Text to read =
>> Start
Is there such a thing as a moral highground?  I have heard people say that they can accept certain people’s behaviour, on the basis that they “are a better person”.  They have chosen their beliefs in themselves, their faith, whatever, and made a judgement call as to who is a better person.  But then, who is a better person above them? And above them? Isn’t it all about perspective anyway?

Believing that we are better than someone else is a falsity and a tragedy, in my opinion.  It can lead to all sorts of destructive behaviour, from bullying to arrogance to war.  Passing a homeless drug addict in the street – do you believe that you are better than that person? Finding out about someone’s infidelity – does that make you a better person? Working for charities, donating time and money – does that make you a better person?

Do you think Mother Theresa thought she was better than the rest of us by doing what she did? I hardly think so.
>> End
Data entries =
>> Start
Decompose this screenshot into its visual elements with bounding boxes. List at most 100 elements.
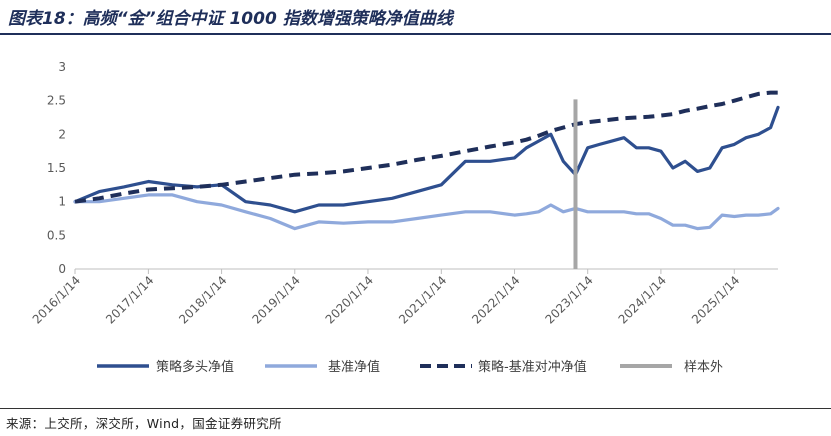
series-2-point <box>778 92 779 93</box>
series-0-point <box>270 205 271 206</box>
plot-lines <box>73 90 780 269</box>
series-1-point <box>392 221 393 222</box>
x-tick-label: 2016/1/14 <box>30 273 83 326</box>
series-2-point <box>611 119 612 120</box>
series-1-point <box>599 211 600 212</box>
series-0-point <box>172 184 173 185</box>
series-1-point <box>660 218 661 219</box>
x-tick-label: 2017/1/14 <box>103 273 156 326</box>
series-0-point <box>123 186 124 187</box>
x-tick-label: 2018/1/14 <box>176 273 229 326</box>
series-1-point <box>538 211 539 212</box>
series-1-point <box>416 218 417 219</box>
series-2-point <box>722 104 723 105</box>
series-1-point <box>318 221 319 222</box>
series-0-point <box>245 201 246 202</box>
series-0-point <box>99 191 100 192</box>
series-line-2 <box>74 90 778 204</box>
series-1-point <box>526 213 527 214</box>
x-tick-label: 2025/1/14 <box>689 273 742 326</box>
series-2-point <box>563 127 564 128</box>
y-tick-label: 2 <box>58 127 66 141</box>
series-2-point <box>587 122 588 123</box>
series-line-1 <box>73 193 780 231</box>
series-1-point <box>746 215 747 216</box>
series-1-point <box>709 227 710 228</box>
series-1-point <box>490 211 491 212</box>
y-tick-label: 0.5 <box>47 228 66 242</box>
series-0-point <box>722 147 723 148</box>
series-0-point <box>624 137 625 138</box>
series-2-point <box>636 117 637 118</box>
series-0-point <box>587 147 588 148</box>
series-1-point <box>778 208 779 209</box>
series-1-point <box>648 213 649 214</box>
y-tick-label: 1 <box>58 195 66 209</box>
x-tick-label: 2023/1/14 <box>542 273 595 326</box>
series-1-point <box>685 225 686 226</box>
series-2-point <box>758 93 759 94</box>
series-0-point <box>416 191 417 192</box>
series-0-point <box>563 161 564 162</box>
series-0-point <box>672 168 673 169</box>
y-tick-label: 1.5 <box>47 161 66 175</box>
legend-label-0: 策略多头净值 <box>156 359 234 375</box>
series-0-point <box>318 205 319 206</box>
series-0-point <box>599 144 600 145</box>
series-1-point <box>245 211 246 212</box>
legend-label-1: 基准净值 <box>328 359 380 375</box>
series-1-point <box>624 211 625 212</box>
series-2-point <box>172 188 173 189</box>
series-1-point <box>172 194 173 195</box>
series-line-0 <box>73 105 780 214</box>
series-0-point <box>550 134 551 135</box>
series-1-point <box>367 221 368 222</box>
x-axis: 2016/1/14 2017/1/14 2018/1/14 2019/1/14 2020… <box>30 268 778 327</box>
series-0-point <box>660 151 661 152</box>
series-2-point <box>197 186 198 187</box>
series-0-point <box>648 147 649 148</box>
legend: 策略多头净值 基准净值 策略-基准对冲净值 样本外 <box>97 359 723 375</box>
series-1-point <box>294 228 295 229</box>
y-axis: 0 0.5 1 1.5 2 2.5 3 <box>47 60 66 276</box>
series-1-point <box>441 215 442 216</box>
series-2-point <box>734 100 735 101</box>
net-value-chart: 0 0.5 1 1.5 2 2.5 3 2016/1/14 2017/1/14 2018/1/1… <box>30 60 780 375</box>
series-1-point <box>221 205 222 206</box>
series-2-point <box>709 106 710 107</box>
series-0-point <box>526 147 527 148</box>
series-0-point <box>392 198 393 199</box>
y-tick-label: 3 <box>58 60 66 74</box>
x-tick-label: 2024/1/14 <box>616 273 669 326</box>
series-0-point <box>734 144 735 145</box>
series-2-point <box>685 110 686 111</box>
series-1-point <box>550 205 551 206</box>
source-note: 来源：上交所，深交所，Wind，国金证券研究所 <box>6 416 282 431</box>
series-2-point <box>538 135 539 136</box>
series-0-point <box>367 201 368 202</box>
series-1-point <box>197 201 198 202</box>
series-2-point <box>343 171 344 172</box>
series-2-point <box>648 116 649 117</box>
>> End
Goal 1 = List every form of destructive behavior that the piece on the moral high ground says believing we are better than someone else can lead to.
Goal 2 =
Answer these from the piece on the moral high ground:
(a) What two things does the writer call believing that we are better than someone else?
(b) According to the writer, on what basis do some people say they can accept certain people's behavior?
(c) Which person does the writer name in the final paragraph?
Goal 3 = Reproduce everything in the piece on the moral high ground from "Believing that we" down to "money – does that make you a better person?".

Exercise result 1 =
bullying
arrogance
war

Exercise result 2 =
(a) A falsity and a tragedy.
(b) On the basis that they "are a better person."
(c) Mother Theresa.

Exercise result 3 =
Believing that we are better than someone else is a falsity and a tragedy, in my opinion.  It can lead to all sorts of destructive behaviour, from bullying to arrogance to war.  Passing a homeless drug addict in the street – do you believe that you are better than that person? Finding out about someone’s infidelity – does that make you a better person? Working for charities, donating time and money – does that make you a better person?